▸ **The request**: State the number of lines in the material below that have "gains" in them, without any other text.

▸ **Source records**:
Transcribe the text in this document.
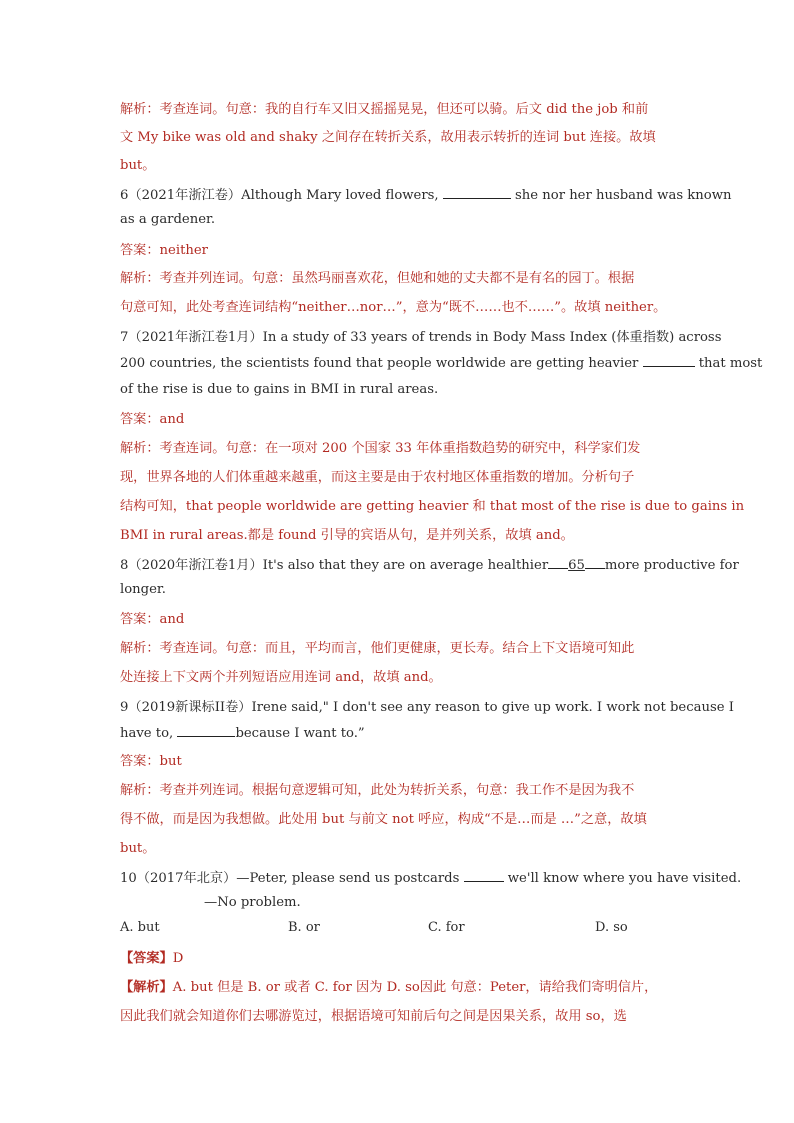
解析：考查连词。句意：我的自行车又旧又摇摇晃晃，但还可以骑。后文 did the job 和前
文 My bike was old and shaky 之间存在转折关系，故用表示转折的连词 but 连接。故填
but。
6（2021年浙江卷）Although Mary loved flowers,	she nor her husband was known
as a gardener.
答案：neither
解析：考查并列连词。句意：虽然玛丽喜欢花，但她和她的丈夫都不是有名的园丁。根据
句意可知，此处考查连词结构“neither…nor…”，意为“既不……也不……”。故填 neither。
7（2021年浙江卷1月）In a study of 33 years of trends in Body Mass Index (体重指数) across
200 countries, the scientists found that people worldwide are getting heavier	that most
of the rise is due to gains in BMI in rural areas.
答案：and
解析：考查连词。句意：在一项对 200 个国家 33 年体重指数趋势的研究中，科学家们发
现，世界各地的人们体重越来越重，而这主要是由于农村地区体重指数的增加。分析句子
结构可知，that people worldwide are getting heavier 和 that most of the rise is due to gains in
BMI in rural areas.都是 found 引导的宾语从句，是并列关系，故填 and。
8（2020年浙江卷1月）It's also that they are on average healthier 65 more productive for
longer.
答案：and
解析：考查连词。句意：而且，平均而言，他们更健康，更长寿。结合上下文语境可知此
处连接上下文两个并列短语应用连词 and，故填 and。
9（2019新课标II卷）Irene said," I don't see any reason to give up work. I work not because I
have to,	because I want to.”
答案：but
解析：考查并列连词。根据句意逻辑可知，此处为转折关系，句意：我工作不是因为我不
得不做，而是因为我想做。此处用 but 与前文 not 呼应，构成“不是…而是 …”之意，故填
but。
10（2017年北京）—Peter, please send us postcards	we'll know where you have visited.
—No problem.
A. but	B. or	C. for	D. so
【答案】D
【解析】A. but 但是 B. or 或者 C. for 因为 D. so因此 句意：Peter，请给我们寄明信片，
因此我们就会知道你们去哪游览过，根据语境可知前后句之间是因果关系，故用 so，选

▸ **Task output**: 2